* _Raw records_
★ ★ ★ ★ ★
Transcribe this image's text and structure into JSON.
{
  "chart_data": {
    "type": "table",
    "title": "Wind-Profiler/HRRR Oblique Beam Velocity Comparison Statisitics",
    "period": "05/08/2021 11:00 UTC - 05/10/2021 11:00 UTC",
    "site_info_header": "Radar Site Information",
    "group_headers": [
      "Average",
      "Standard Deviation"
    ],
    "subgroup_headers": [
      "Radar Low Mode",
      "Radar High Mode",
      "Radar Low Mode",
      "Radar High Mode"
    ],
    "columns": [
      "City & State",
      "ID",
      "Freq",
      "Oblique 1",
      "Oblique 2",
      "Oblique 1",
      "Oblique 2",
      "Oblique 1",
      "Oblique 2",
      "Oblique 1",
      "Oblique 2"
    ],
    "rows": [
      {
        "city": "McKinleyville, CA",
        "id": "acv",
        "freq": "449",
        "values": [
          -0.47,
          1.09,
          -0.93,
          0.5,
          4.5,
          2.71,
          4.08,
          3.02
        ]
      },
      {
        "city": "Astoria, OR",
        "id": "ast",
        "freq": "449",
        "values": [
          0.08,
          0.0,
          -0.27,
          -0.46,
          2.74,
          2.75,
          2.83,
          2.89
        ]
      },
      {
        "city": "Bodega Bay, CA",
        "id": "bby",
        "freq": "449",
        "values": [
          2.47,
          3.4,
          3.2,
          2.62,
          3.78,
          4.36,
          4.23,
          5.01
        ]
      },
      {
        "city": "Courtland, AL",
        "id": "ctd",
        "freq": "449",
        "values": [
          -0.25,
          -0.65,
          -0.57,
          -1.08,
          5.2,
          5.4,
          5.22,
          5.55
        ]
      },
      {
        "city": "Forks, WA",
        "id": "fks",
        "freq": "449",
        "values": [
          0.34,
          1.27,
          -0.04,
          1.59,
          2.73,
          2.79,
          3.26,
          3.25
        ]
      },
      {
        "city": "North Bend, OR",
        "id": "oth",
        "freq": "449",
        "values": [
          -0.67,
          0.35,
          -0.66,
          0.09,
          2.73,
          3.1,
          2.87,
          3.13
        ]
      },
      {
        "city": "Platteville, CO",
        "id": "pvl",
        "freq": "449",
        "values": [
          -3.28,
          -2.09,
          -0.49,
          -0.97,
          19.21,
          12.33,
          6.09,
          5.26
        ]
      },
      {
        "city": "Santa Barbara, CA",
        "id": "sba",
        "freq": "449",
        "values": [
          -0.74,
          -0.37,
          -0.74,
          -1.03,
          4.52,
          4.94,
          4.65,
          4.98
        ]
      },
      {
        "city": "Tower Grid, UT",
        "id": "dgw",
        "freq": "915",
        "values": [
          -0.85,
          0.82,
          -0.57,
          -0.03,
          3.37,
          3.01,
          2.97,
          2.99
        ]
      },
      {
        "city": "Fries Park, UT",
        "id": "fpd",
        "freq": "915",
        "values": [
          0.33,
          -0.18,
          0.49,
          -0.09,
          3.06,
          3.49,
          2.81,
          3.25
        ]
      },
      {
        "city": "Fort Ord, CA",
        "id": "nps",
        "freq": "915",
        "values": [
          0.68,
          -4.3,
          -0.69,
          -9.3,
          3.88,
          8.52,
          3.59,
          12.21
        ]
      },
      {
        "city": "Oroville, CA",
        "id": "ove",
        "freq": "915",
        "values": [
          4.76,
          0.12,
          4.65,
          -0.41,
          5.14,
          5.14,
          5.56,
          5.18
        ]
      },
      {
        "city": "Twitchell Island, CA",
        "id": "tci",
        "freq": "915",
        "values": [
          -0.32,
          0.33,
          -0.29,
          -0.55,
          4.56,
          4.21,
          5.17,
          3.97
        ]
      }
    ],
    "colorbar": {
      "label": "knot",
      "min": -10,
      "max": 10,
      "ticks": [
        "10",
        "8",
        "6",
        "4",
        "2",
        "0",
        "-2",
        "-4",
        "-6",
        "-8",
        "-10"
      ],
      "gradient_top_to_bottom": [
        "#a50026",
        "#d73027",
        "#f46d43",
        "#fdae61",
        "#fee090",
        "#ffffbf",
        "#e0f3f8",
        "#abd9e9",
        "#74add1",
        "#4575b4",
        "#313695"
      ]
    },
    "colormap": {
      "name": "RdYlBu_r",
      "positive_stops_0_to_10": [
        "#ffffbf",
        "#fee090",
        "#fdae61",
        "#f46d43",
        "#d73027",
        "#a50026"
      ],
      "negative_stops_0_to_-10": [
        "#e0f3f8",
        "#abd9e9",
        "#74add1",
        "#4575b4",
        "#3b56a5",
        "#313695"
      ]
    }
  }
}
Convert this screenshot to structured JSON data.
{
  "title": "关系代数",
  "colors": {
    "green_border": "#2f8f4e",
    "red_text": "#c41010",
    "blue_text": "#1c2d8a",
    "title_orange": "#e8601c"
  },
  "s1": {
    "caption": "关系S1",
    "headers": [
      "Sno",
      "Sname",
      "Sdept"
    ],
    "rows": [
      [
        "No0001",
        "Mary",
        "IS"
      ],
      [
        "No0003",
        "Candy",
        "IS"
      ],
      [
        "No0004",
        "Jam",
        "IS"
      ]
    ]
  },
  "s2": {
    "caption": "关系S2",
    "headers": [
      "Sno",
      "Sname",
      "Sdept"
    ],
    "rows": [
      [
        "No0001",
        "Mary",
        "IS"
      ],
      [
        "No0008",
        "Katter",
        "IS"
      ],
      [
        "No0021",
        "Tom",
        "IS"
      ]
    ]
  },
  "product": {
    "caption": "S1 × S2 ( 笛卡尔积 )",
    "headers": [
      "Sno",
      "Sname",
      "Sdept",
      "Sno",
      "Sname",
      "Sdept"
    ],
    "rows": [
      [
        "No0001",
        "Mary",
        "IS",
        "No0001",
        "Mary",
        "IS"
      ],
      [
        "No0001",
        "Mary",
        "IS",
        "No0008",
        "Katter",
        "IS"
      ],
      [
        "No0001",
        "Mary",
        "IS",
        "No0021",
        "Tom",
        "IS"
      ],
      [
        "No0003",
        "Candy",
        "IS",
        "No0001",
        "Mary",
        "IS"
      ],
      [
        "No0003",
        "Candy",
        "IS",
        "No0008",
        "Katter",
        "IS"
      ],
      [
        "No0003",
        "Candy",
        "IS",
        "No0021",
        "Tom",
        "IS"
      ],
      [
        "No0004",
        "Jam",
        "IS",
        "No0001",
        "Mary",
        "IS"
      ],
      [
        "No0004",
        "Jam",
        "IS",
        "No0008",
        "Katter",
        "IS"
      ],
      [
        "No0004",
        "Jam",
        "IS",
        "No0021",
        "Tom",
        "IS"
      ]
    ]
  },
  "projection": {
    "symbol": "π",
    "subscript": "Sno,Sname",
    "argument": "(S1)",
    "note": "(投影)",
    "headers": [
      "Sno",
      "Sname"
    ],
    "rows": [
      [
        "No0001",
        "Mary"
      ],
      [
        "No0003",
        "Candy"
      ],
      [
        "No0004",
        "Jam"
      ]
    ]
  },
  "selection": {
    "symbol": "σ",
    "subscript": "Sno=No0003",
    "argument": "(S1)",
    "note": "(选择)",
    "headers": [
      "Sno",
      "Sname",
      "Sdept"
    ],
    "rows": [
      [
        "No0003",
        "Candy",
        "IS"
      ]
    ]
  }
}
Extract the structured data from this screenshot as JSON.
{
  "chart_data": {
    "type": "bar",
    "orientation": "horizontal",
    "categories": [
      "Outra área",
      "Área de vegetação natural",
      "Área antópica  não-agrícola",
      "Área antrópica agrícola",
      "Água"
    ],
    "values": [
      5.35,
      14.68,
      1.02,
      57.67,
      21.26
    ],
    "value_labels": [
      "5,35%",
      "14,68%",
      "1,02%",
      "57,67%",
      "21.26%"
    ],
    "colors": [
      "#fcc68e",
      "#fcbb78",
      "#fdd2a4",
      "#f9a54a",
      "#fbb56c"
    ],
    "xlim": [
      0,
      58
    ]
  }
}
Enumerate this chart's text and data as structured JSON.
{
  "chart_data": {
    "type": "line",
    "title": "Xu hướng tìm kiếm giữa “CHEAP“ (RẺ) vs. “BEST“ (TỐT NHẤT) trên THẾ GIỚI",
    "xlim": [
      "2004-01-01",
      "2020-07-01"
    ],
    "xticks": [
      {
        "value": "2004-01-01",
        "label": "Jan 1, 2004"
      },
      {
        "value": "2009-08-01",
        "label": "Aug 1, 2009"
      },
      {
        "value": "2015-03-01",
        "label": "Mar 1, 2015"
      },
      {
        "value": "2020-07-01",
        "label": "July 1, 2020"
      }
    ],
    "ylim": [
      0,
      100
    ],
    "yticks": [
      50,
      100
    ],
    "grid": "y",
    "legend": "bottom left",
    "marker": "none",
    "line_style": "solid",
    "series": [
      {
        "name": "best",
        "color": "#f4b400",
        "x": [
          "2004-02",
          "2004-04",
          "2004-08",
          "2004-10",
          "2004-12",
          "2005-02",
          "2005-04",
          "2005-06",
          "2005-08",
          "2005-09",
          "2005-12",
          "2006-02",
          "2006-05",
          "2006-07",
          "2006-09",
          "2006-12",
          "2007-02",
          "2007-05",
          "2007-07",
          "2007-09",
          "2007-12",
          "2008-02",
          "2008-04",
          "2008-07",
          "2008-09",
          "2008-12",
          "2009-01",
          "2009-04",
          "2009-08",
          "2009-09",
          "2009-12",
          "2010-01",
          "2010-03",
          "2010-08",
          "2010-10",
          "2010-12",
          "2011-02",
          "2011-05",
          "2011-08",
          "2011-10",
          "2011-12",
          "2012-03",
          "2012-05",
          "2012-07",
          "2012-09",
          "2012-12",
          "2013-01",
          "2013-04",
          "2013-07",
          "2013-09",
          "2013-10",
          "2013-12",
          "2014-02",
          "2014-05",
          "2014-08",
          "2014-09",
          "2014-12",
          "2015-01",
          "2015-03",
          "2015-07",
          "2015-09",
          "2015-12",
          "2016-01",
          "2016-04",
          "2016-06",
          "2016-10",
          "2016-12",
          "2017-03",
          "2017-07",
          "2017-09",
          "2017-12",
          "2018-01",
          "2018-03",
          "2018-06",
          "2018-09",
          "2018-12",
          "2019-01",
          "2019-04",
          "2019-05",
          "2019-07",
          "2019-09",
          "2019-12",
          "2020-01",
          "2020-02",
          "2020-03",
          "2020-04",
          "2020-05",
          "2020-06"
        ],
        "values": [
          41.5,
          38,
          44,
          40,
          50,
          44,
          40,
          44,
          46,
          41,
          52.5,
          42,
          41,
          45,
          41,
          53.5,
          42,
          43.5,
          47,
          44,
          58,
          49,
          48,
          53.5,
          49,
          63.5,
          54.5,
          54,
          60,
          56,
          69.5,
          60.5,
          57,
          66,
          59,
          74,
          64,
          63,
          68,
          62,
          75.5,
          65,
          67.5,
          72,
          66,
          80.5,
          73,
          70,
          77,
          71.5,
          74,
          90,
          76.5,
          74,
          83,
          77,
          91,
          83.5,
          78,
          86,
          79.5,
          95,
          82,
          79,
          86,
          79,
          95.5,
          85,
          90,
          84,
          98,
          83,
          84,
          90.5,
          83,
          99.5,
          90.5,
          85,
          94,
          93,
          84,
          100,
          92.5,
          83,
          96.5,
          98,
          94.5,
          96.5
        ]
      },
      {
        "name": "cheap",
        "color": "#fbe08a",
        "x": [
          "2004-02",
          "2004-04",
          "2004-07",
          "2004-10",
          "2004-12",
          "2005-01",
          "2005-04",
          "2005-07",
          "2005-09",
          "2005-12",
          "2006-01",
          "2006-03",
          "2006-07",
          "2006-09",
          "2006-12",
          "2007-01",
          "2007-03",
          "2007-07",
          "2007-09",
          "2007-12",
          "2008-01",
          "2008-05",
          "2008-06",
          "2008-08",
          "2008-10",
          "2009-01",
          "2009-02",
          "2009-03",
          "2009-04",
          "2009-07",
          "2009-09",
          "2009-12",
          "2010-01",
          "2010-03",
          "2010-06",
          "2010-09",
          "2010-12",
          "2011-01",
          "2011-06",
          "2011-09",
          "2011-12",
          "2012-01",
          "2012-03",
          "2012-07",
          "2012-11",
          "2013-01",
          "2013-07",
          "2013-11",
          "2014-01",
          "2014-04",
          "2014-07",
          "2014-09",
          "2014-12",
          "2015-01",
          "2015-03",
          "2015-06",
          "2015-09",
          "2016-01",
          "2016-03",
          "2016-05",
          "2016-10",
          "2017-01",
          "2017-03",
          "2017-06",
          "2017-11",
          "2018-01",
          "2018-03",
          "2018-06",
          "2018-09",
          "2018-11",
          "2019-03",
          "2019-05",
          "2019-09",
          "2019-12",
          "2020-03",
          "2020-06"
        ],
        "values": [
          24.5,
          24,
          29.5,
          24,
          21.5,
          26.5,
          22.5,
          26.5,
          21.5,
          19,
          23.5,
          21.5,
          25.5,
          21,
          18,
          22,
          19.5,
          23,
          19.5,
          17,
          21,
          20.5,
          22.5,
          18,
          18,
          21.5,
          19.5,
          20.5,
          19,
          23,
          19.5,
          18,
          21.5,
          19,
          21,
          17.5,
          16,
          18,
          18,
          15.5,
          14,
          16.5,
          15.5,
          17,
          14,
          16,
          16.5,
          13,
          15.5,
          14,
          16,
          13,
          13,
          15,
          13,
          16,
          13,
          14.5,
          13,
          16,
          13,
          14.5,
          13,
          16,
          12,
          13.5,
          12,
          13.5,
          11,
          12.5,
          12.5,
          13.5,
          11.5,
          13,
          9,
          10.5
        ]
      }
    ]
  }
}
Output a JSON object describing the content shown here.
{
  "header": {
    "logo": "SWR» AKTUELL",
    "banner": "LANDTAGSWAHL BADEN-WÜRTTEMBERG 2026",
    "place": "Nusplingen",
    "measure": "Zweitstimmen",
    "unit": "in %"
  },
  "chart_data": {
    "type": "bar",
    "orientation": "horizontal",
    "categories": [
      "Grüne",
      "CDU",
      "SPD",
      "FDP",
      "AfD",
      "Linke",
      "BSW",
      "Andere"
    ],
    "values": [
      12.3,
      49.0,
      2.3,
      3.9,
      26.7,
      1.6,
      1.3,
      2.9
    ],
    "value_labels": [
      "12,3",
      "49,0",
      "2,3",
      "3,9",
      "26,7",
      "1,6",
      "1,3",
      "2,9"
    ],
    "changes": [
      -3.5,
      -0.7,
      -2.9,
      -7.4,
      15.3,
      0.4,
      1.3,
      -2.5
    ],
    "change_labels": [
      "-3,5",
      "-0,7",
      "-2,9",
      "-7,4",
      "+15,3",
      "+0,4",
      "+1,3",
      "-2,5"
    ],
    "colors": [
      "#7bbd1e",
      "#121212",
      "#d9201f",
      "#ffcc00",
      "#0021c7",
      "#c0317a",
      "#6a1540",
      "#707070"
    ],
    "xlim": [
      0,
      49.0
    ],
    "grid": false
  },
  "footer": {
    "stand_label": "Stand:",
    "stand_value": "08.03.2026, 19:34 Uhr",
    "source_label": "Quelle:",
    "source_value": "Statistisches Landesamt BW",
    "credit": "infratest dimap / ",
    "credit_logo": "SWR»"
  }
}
★ ★ ★ ★ ★
Each line from the one containing "Output a JSON" to the end of the records should be echoed exactly, and no other line.

* _Task response_
Output a JSON object describing the content shown here.
{
  "header": {
    "logo": "SWR» AKTUELL",
    "banner": "LANDTAGSWAHL BADEN-WÜRTTEMBERG 2026",
    "place": "Nusplingen",
    "measure": "Zweitstimmen",
    "unit": "in %"
  },
  "chart_data": {
    "type": "bar",
    "orientation": "horizontal",
    "categories": [
      "Grüne",
      "CDU",
      "SPD",
      "FDP",
      "AfD",
      "Linke",
      "BSW",
      "Andere"
    ],
    "values": [
      12.3,
      49.0,
      2.3,
      3.9,
      26.7,
      1.6,
      1.3,
      2.9
    ],
    "value_labels": [
      "12,3",
      "49,0",
      "2,3",
      "3,9",
      "26,7",
      "1,6",
      "1,3",
      "2,9"
    ],
    "changes": [
      -3.5,
      -0.7,
      -2.9,
      -7.4,
      15.3,
      0.4,
      1.3,
      -2.5
    ],
    "change_labels": [
      "-3,5",
      "-0,7",
      "-2,9",
      "-7,4",
      "+15,3",
      "+0,4",
      "+1,3",
      "-2,5"
    ],
    "colors": [
      "#7bbd1e",
      "#121212",
      "#d9201f",
      "#ffcc00",
      "#0021c7",
      "#c0317a",
      "#6a1540",
      "#707070"
    ],
    "xlim": [
      0,
      49.0
    ],
    "grid": false
  },
  "footer": {
    "stand_label": "Stand:",
    "stand_value": "08.03.2026, 19:34 Uhr",
    "source_label": "Quelle:",
    "source_value": "Statistisches Landesamt BW",
    "credit": "infratest dimap / ",
    "credit_logo": "SWR»"
  }
}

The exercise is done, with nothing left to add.